+++ Record extracts

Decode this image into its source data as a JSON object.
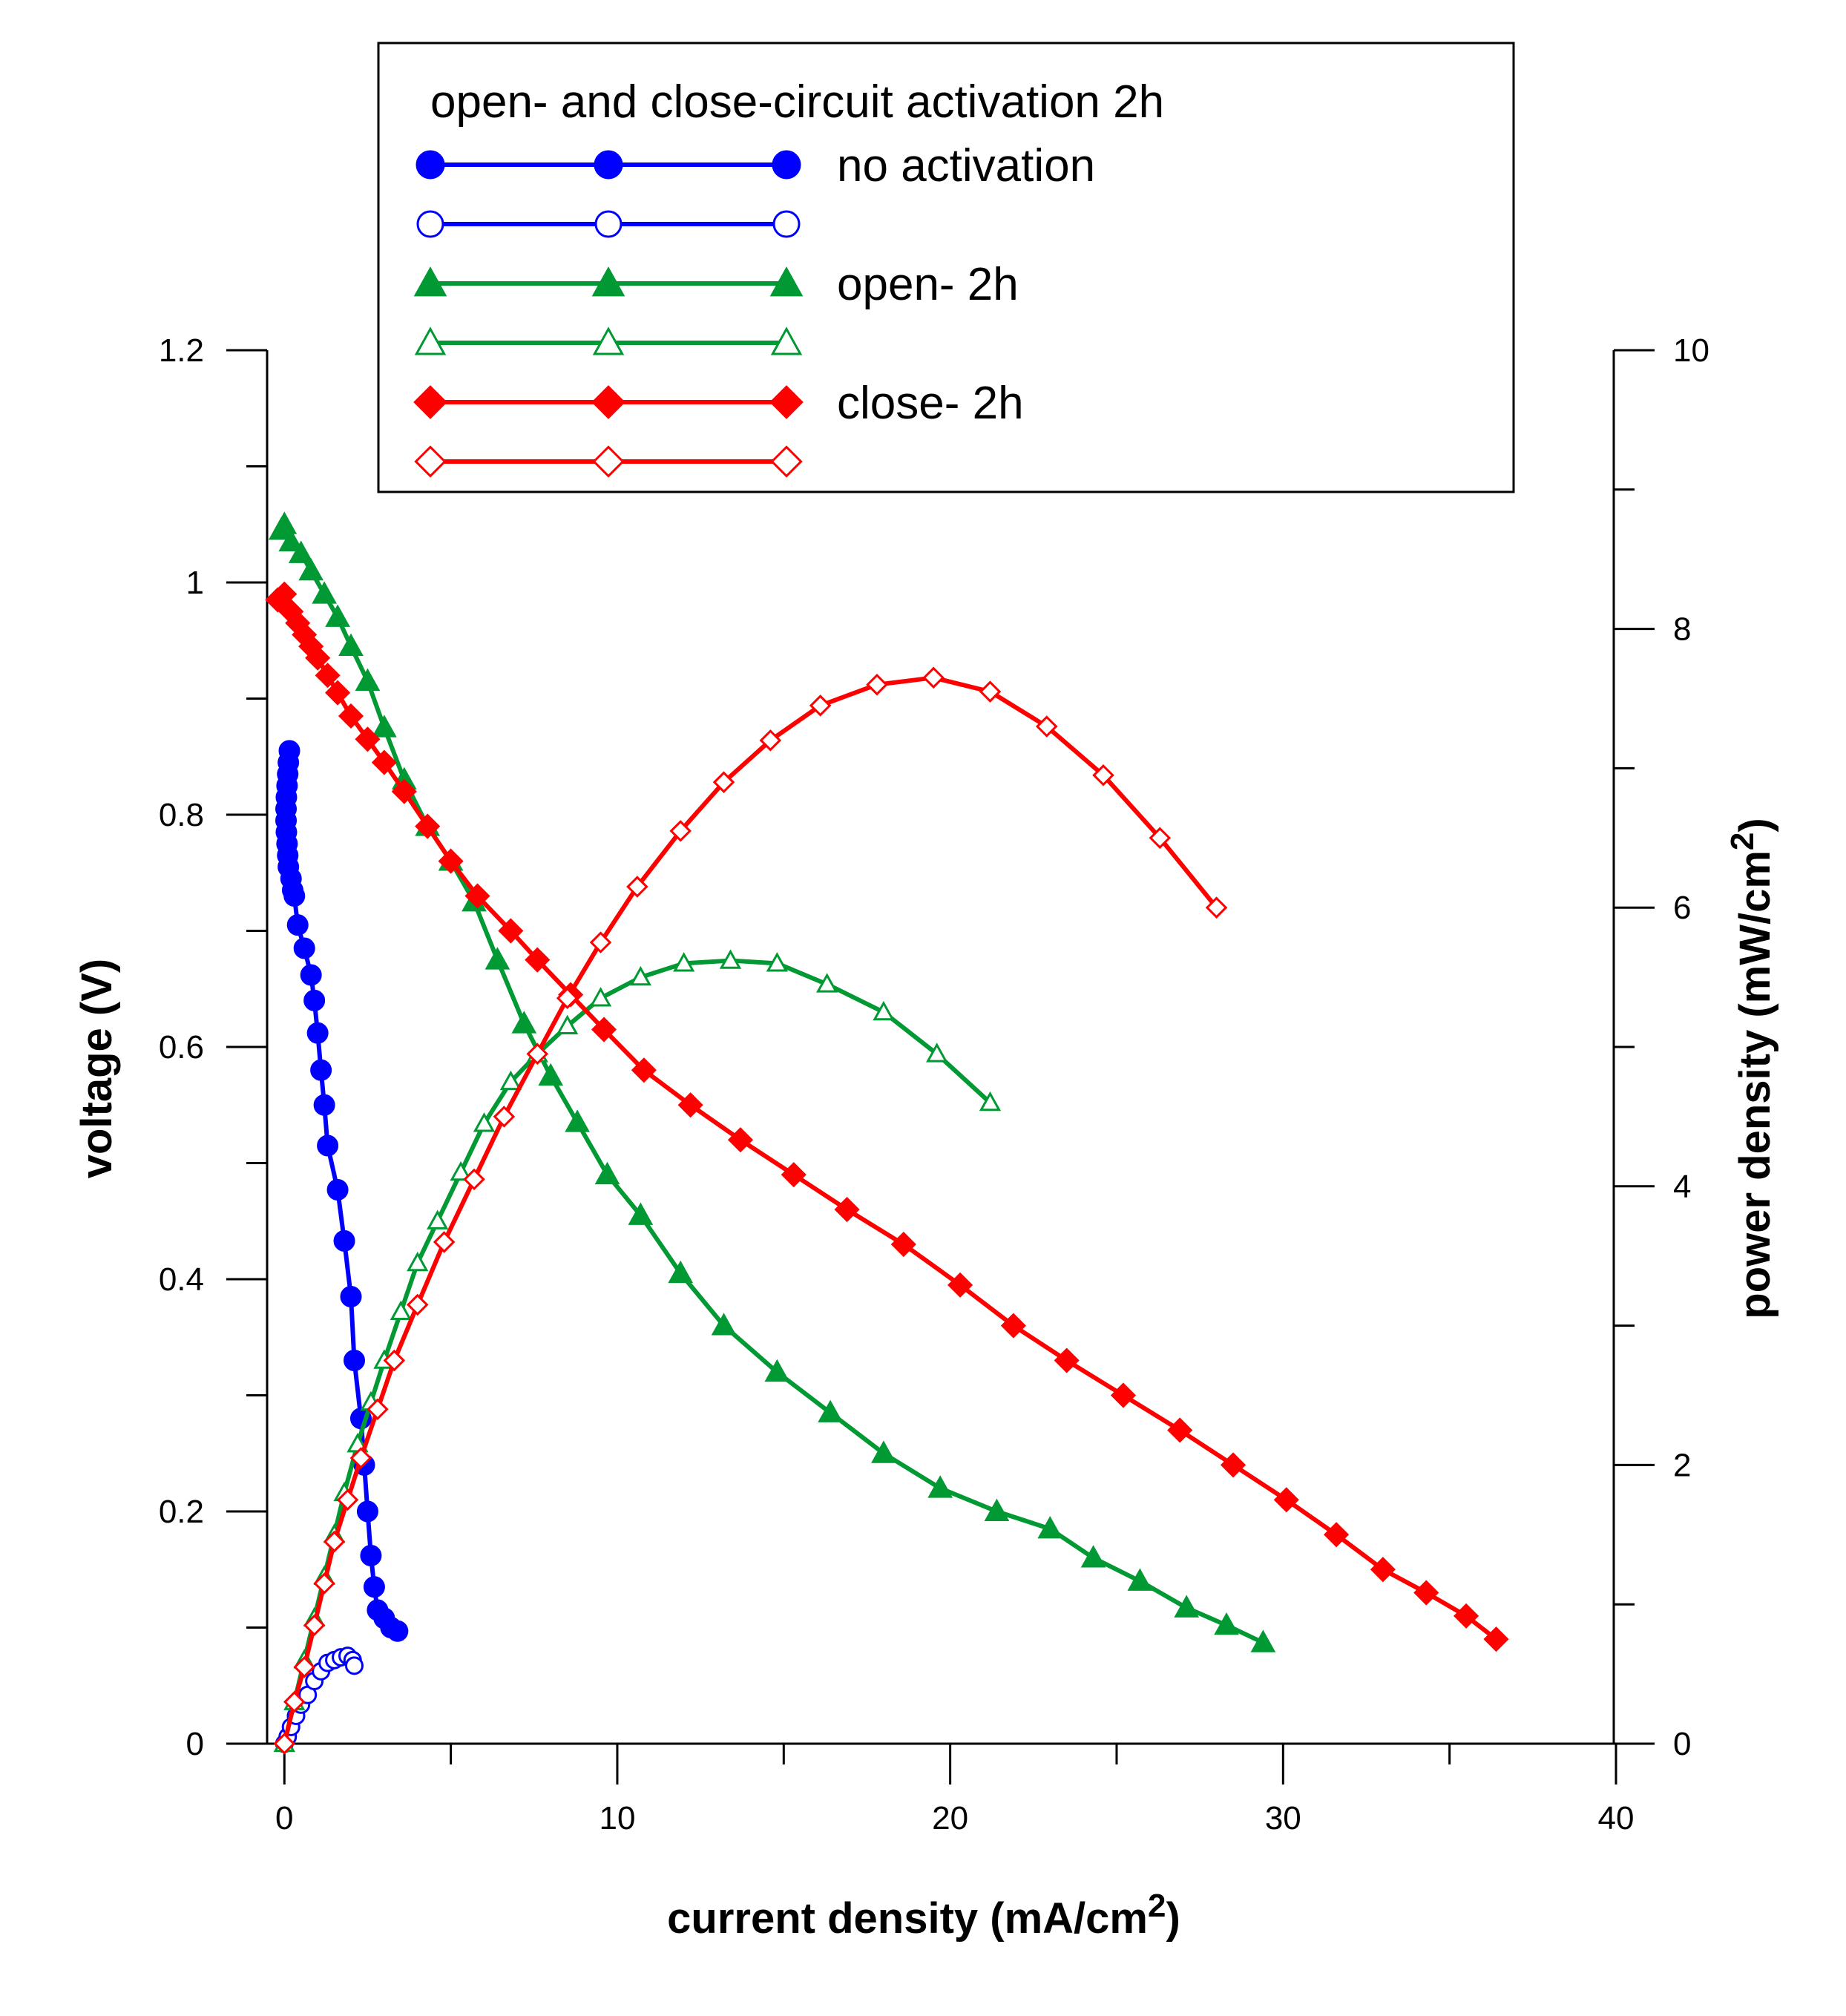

++++++
+++ Record extracts

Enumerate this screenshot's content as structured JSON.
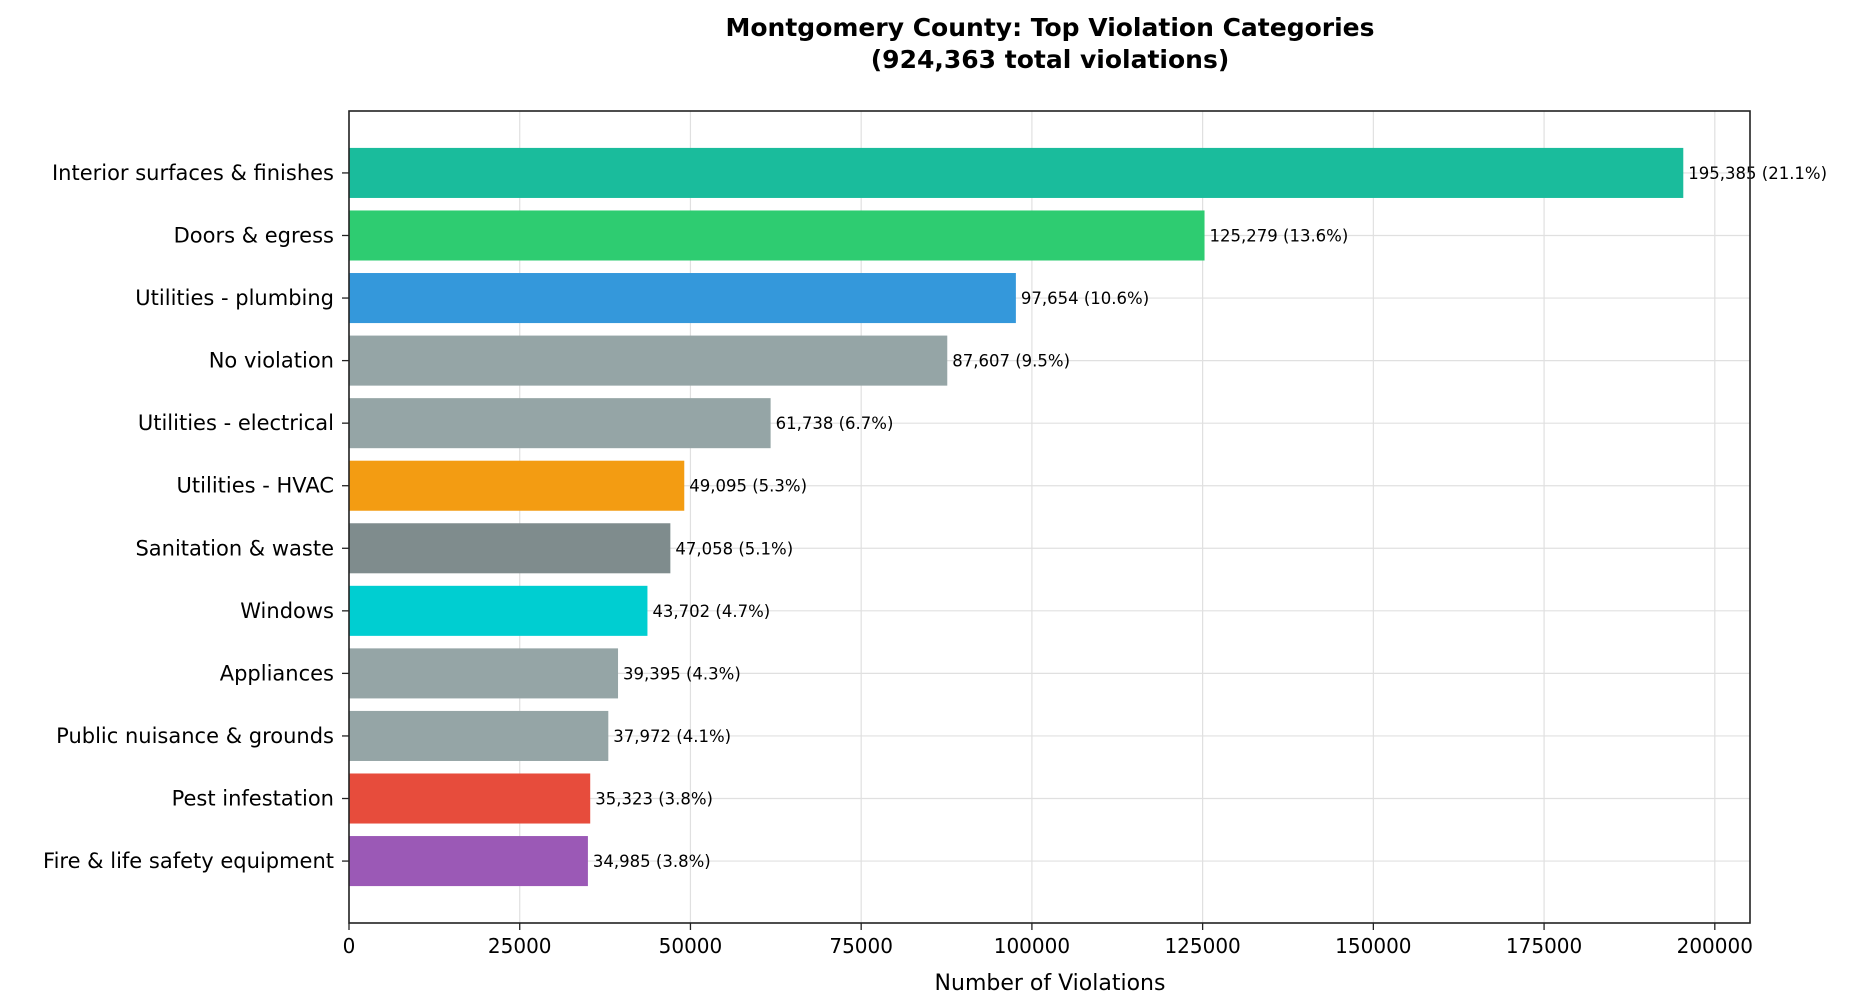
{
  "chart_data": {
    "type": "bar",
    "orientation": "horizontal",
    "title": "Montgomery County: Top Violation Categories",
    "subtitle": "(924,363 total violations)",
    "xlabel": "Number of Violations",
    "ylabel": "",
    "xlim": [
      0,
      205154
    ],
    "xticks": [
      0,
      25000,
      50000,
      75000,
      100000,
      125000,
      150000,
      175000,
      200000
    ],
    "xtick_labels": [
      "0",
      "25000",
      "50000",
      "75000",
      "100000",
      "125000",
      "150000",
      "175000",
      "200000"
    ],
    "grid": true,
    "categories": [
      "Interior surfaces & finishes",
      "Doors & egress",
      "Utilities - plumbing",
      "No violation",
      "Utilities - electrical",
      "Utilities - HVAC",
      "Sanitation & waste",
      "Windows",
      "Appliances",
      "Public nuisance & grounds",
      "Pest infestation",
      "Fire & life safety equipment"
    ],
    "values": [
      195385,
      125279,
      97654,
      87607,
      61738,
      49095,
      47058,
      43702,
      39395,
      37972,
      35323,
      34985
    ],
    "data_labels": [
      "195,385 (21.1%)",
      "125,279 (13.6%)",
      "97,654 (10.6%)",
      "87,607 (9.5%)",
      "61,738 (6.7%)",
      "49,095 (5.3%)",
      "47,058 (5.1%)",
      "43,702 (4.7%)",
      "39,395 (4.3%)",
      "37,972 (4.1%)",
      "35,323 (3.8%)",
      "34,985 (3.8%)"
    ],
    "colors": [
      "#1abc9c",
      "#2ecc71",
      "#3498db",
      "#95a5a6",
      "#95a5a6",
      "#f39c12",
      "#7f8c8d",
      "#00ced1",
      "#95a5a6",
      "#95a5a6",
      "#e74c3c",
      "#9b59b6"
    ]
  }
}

++++++
+++ Record extracts

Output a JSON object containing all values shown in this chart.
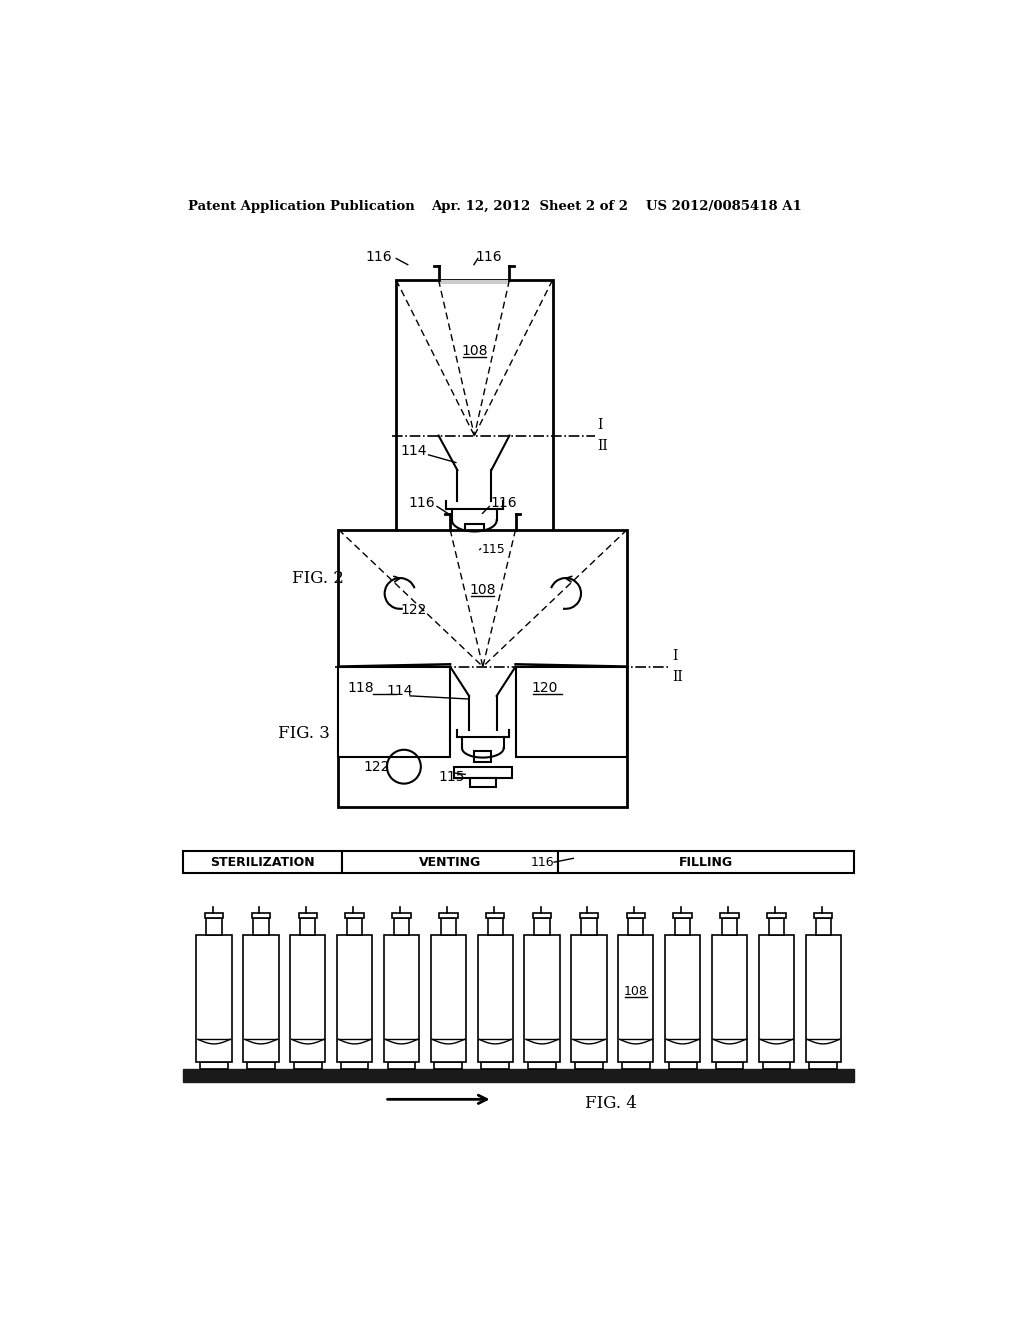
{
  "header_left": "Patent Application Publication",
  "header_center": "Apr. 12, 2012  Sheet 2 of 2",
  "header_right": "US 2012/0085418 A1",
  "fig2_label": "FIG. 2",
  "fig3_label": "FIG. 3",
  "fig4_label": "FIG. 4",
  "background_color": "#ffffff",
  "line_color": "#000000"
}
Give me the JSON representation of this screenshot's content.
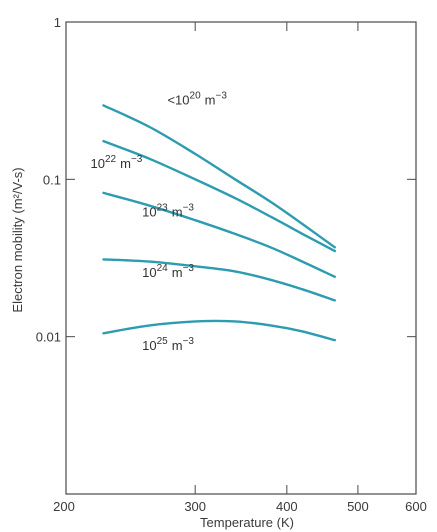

++++++

> **Task prompt**
Write out, exactly and with nothing added, everything from the line with "Output a JSON" down to the line with "Give me the", both included. Drop any pictures.

> **The solution**
Output a JSON object containing all values shown in this chart.
{
  "header_left": "Patent Application Publication",
  "header_center": "Apr. 12, 2012  Sheet 2 of 2",
  "header_right": "US 2012/0085418 A1",
  "fig2_label": "FIG. 2",
  "fig3_label": "FIG. 3",
  "fig4_label": "FIG. 4",
  "background_color": "#ffffff",
  "line_color": "#000000"
}
Give me the JSON representation of this screenshot's content.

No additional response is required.